- [ZADANIA]
1. Zapisz dosłownie fragment tekstu o wypowiedzi eurodeputowanego, który zaczyna się od słów zawierających „Kwestia ta była”, a kończy na „Putina jest wykonalne.”.
2. Policz, w ilu wierszach wpisów występuje ciąg „number”, i podaj wyłącznie liczbę.
── TEKST DO PRZECZYTANIA ──
Ukraiński minister obrony zwrócił się do Niemiec z prośbą o przekazanie wozów opancerzonych, co spotkało się z odmową. - Niemcy prędzej je zdemontują na złom niż je dadzą Ukrainie. Nie chcą przekazać broni, bo są w jakimś sensie wspierającym reżim Putina sojusznikiem. To, co robią, te małe kroczki, to jest tylko żeby stworzyć pozory, że jednak coś - mówił w programie #Jedziemy Jacek Saryuysz-Wolski, eurodeputowany PiS.
W weekend w internecie opublikowano zdjęcia wyzwolonych przez Ukraińców miejscowości. Rosjanie dopuścili się masowych zbrodni - gwałcili i zabijali ludność cywilną strzałem w tył głowy.
Kwestia ta była omawiana w porannym programie #Jedziemy. Michał Rachoń zapytał eurodeputowanego PiS Jacka Saryusza-Wolskiego, czy ściganie Putina jest wykonalne.
"To jest ważne w wymiarze symbolicznym. Tacy jak Macron czy Scholz raczej nie przestaną do niego dzwonić. Jest to ohydne w wymiarze moralnym, ale tak jest. Realpolitik"
- powiedział europoseł.
Jego zdaniem "Rosja powinna być wykluczona ze wszystkich możliwych ciał międzynarodowych", ale szanse na to są znikome.
"Interes polega na tym, że możni tego świata chcą, żeby wojna się zakończyła oraz nie przekształciła się w wojnę nuklearną. Gdyby wojna się zakończyła bez eskalacji, gdzieś tam z tyłu głowy jest powrót do "bussines as usual" jakkolwiek by to nie brzmiało źle"
- ocenił.
───
── DOSTARCZONY MATERIAŁ ──
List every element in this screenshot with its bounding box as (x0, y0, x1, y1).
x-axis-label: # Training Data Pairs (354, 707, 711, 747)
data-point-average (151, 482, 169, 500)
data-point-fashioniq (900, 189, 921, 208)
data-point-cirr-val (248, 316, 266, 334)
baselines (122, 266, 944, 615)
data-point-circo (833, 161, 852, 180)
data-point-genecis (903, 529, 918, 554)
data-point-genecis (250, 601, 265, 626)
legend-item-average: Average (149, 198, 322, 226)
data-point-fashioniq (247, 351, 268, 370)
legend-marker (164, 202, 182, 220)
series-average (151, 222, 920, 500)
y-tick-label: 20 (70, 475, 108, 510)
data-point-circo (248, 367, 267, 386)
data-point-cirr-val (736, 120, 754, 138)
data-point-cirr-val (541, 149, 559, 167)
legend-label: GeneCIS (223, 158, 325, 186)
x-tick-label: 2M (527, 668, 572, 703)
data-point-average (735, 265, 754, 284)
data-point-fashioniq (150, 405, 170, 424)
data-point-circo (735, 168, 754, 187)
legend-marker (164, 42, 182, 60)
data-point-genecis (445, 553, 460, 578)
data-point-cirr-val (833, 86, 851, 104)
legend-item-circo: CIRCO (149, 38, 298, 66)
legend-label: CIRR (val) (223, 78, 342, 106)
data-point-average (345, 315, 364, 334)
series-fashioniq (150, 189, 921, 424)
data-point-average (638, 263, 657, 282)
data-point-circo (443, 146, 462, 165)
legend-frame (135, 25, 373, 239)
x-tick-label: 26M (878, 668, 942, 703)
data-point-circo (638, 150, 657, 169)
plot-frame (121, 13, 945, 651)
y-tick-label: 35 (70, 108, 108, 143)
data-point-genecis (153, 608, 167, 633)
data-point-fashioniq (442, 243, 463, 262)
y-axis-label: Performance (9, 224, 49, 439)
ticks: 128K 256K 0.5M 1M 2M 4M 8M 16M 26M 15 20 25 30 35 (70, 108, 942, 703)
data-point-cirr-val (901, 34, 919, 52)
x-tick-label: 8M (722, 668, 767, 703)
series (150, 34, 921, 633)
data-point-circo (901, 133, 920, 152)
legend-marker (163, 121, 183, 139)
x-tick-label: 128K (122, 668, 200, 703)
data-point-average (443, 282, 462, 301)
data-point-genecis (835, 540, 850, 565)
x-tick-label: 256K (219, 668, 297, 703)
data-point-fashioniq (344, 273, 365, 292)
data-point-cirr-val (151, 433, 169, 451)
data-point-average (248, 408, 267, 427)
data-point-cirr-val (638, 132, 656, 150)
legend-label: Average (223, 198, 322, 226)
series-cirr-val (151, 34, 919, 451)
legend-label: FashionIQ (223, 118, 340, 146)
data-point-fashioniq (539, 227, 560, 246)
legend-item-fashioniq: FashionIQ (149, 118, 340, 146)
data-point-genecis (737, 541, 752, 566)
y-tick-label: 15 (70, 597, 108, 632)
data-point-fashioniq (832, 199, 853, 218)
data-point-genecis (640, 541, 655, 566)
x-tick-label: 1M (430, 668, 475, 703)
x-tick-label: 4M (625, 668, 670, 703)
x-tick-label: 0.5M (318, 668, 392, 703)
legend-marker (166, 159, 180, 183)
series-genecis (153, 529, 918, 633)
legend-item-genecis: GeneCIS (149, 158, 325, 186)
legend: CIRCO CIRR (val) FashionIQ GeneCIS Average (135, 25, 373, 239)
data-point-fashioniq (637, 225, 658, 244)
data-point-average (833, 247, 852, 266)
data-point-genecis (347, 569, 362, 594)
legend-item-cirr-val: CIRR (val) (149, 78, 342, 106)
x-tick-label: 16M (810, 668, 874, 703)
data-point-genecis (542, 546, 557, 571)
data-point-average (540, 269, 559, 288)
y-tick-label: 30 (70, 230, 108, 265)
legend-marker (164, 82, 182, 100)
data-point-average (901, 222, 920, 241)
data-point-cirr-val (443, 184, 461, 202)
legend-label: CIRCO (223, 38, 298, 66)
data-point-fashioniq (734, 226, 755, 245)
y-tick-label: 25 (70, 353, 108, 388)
───
── DOSTARCZONY MATERIAŁ ──
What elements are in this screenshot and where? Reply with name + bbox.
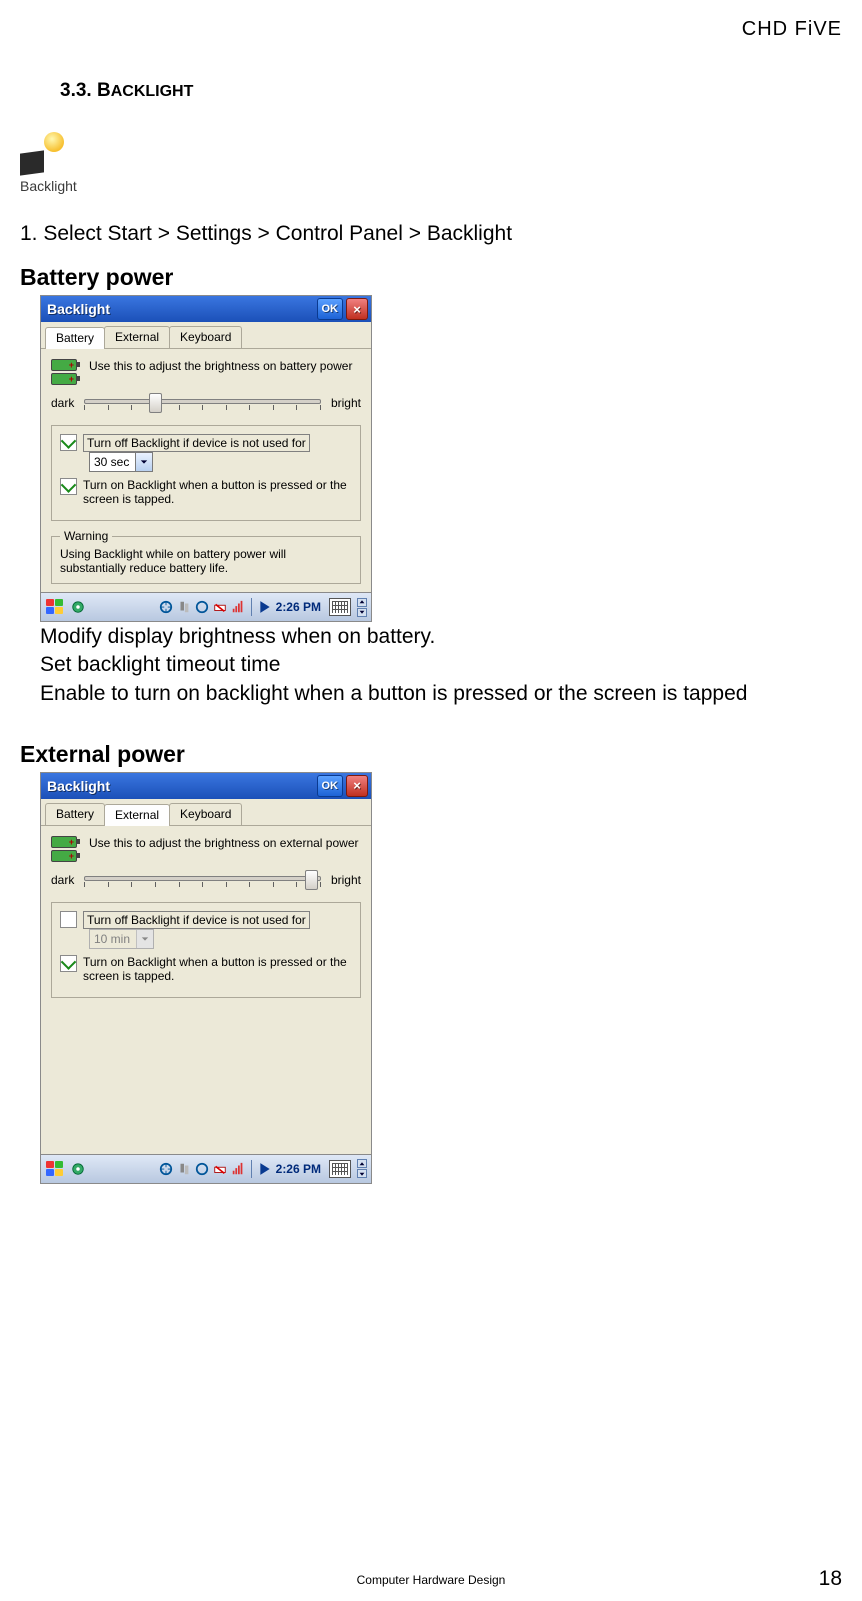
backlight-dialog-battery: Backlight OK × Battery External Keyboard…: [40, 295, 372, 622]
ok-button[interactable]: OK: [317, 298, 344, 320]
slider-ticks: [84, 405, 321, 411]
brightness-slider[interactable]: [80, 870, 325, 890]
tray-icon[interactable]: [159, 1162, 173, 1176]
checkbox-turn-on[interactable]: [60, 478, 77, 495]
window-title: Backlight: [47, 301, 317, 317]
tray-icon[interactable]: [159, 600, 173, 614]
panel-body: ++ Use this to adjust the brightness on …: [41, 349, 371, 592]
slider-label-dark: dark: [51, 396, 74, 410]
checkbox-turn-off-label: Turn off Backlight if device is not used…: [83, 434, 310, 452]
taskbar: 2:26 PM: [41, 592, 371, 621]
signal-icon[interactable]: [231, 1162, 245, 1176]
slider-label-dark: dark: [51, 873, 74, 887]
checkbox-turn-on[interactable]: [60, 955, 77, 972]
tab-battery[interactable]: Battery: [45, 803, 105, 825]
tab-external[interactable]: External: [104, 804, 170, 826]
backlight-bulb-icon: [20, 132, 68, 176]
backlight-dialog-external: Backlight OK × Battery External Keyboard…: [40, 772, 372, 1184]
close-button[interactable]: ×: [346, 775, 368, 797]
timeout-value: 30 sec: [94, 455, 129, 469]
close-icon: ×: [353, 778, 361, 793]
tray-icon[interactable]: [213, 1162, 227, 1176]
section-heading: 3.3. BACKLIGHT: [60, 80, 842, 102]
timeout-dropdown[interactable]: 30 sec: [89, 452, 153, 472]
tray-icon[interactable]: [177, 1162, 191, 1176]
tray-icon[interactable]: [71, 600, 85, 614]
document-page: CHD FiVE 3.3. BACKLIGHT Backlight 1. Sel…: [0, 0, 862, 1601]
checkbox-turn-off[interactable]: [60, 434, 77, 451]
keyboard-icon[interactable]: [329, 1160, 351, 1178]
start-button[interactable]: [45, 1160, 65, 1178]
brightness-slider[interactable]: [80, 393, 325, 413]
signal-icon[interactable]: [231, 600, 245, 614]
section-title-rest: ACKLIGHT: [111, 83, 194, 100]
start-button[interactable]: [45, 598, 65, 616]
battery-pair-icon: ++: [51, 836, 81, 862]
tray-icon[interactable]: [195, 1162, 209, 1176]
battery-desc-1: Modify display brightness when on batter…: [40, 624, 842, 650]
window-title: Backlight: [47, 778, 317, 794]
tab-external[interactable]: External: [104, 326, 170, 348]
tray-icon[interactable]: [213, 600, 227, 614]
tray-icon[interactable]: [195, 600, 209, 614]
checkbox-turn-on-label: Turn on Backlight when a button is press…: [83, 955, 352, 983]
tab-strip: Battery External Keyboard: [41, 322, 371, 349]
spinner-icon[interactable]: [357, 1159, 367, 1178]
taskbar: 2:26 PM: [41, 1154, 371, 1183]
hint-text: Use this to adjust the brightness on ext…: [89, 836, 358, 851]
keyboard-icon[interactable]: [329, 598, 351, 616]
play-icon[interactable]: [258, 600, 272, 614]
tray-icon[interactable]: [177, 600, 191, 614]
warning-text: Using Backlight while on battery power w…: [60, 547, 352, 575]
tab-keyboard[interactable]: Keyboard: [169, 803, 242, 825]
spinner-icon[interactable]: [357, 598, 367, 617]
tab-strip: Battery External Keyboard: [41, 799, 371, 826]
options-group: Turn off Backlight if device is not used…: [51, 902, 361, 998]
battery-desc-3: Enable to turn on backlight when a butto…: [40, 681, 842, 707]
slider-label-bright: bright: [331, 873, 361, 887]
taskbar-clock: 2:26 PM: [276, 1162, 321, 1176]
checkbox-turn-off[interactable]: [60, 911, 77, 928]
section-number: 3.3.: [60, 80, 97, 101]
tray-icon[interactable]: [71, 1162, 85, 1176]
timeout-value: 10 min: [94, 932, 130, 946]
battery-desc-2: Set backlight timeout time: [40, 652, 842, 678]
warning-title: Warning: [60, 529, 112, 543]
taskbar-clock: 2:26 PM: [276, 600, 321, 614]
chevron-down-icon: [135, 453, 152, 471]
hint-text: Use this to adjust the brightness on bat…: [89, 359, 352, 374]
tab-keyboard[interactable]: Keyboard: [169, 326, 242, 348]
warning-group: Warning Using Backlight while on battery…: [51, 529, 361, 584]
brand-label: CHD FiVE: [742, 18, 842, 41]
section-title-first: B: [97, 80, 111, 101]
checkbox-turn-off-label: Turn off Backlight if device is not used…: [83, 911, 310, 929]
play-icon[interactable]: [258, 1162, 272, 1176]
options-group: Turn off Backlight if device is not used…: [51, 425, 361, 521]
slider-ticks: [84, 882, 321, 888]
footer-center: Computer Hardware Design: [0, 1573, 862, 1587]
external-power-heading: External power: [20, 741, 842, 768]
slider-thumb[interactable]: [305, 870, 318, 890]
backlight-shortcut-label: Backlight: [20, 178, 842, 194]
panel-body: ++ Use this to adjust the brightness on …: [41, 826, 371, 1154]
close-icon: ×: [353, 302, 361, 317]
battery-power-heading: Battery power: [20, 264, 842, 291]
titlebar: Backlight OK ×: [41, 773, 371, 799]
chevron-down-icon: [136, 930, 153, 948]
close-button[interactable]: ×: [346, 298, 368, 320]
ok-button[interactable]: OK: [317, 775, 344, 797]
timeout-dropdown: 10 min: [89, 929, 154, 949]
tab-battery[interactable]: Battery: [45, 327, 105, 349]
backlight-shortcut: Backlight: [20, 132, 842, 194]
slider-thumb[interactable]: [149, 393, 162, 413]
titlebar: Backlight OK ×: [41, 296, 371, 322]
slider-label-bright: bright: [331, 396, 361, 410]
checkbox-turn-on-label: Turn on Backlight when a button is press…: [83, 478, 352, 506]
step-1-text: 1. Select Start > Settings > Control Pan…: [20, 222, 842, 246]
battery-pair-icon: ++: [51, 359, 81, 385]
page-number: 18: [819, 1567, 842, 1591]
───
- [ODPOWIEDZI]
1.
Kwestia ta była omawiana w porannym programie #Jedziemy. Michał Rachoń zapytał eurodeputowanego PiS Jacka Saryusza-Wolskiego, czy ściganie Putina jest wykonalne.

2. 2